Given passage:
Updated: Nov 14, 2019

Technology has changed the way we live and work.


Our mobile devices are the first thing we see in the morning and usually the last thing we see at night.


We might even ask ourselves....are we a little bit addicted to them.


devices haves changed the way we socialise, the way we converse with our friends and famillies. We text more and we talk less, enjoying the anonymity of the screen and the pause and chance to choose our reply, with thought and consideration.


....but when we do talk we really do, we use video more and feel more comfortable having face to face video calls when connections allow to better keep touch. We’ve gone through a range of range of use cases and it’s gone from been the best innovation of our time to the biggest demon and back again.


While our Social lives have experienced challenges as we try to land on weather tecg is a good or bad impact on our society, technology has also massively opened up a global community, allowing us to meet and communicate with a billions of other likeminded people around the world, where we join communities and interest groups and ‘generally’ make positive and rewarding relationships with the choice to be openly exactly who we actually are, or enjoy the anonymity the World Wide Web affords us.



Its not just a generation thing, embraced by the millennials or Gen Z’s brough up with a mobile device in hand, in fact every single generation from babies learning to swipe a screen to my own ninety year old grandparents online banking from their iPads.

And why....

Problems and tasks:
1 > Say whether each statement agrees with the technology excerpt, answering yes or no and quoting the deciding words: (a) people now text more and talk less; (b) the writer's grandparents are in their eighties; (c) face-to-face video calls feel more comfortable when connections allow.
2 > Extract the part of the technology excerpt starting at "Technology has changed" and ending at "see at night.".
Answer from the technology excerpt alone.

Information given:

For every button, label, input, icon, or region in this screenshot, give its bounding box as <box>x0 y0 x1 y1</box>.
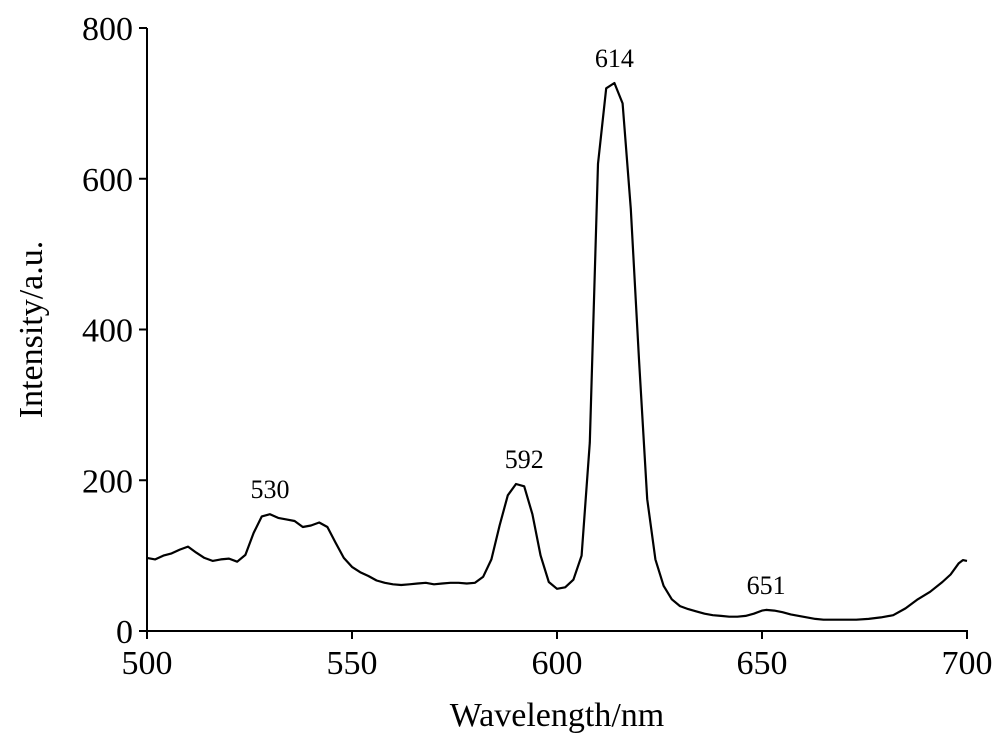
x-tick-label: 600 <box>532 645 583 682</box>
x-tick-label: 550 <box>327 645 378 682</box>
x-axis-title: Wavelength/nm <box>450 697 664 734</box>
y-tick-label: 200 <box>82 463 133 500</box>
peak-label-614: 614 <box>595 44 634 73</box>
peak-label-592: 592 <box>505 445 544 474</box>
peak-label-651: 651 <box>747 571 786 600</box>
x-tick-label: 700 <box>942 645 993 682</box>
x-tick-label: 500 <box>122 645 173 682</box>
y-axis-title: Intensity/a.u. <box>13 241 50 419</box>
y-tick-label: 600 <box>82 162 133 199</box>
y-tick-label: 400 <box>82 313 133 350</box>
y-tick-label: 0 <box>116 614 133 651</box>
peak-annotations: 530 592 614 651 <box>251 44 786 600</box>
x-tick-label: 650 <box>737 645 788 682</box>
y-ticks: 0 200 400 600 800 <box>82 11 147 651</box>
emission-spectrum-line <box>146 81 968 621</box>
y-tick-label: 800 <box>82 11 133 48</box>
x-ticks: 500 550 600 650 700 <box>122 631 993 682</box>
peak-label-530: 530 <box>251 475 290 504</box>
plot-area: 500 550 600 650 700 0 200 400 600 800 530 592 614 6… <box>82 11 993 682</box>
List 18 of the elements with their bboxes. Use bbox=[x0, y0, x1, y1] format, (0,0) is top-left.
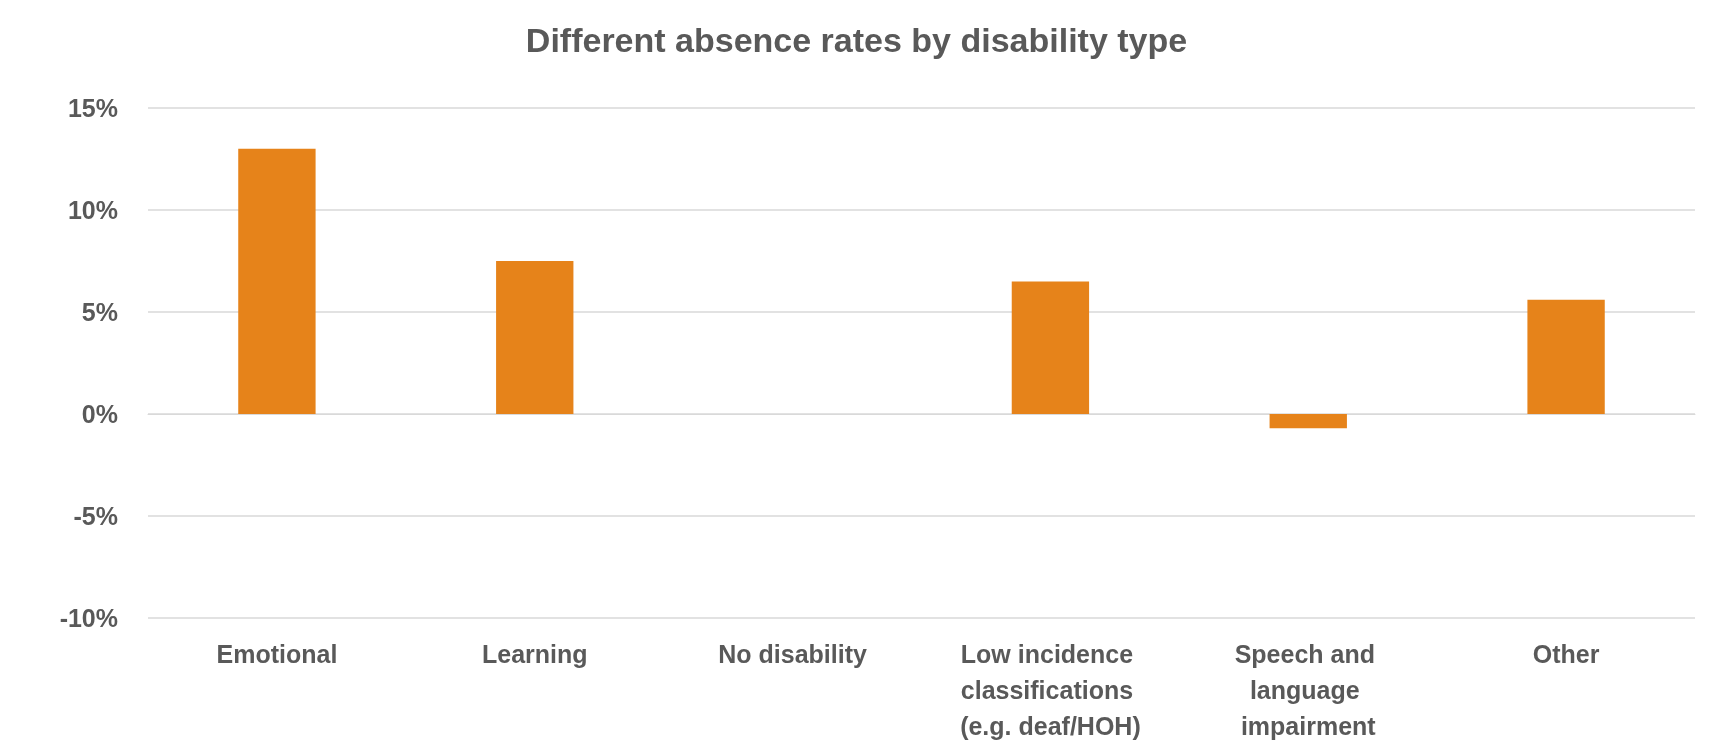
x-tick-label: Low incidence classifications (e.g. deaf/HOH) bbox=[960, 640, 1141, 740]
x-tick-label: Learning bbox=[481, 640, 588, 668]
y-tick-label: 5% bbox=[81, 298, 118, 326]
y-tick-label: -5% bbox=[73, 502, 118, 530]
x-tick-label: Speech and language impairment bbox=[1234, 640, 1382, 740]
x-tick-label: Other bbox=[1532, 640, 1600, 668]
y-tick-label: 0% bbox=[81, 400, 118, 428]
bar bbox=[238, 148, 316, 414]
bar bbox=[1527, 299, 1605, 414]
y-tick-label: 10% bbox=[67, 196, 118, 224]
bar bbox=[496, 261, 574, 414]
y-tick-label: -10% bbox=[59, 604, 118, 632]
y-tick-label: 15% bbox=[67, 94, 118, 122]
bar bbox=[1269, 414, 1347, 429]
chart-title: Different absence rates by disability type bbox=[525, 21, 1188, 59]
bar bbox=[1011, 281, 1090, 414]
x-tick-label: No disability bbox=[718, 640, 867, 668]
x-tick-label: Emotional bbox=[216, 640, 338, 668]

Set of answers:
1 >
(a) Yes: "We text more and we talk less"
(b) No: "my own ninety year old grandparents online banking from their iPads"
(c) Yes: "feel more comfortable having face to face video calls when connections allow"

2 >
Technology has changed the way we live and work.


Our mobile devices are the first thing we see in the morning and usually the last thing we see at night.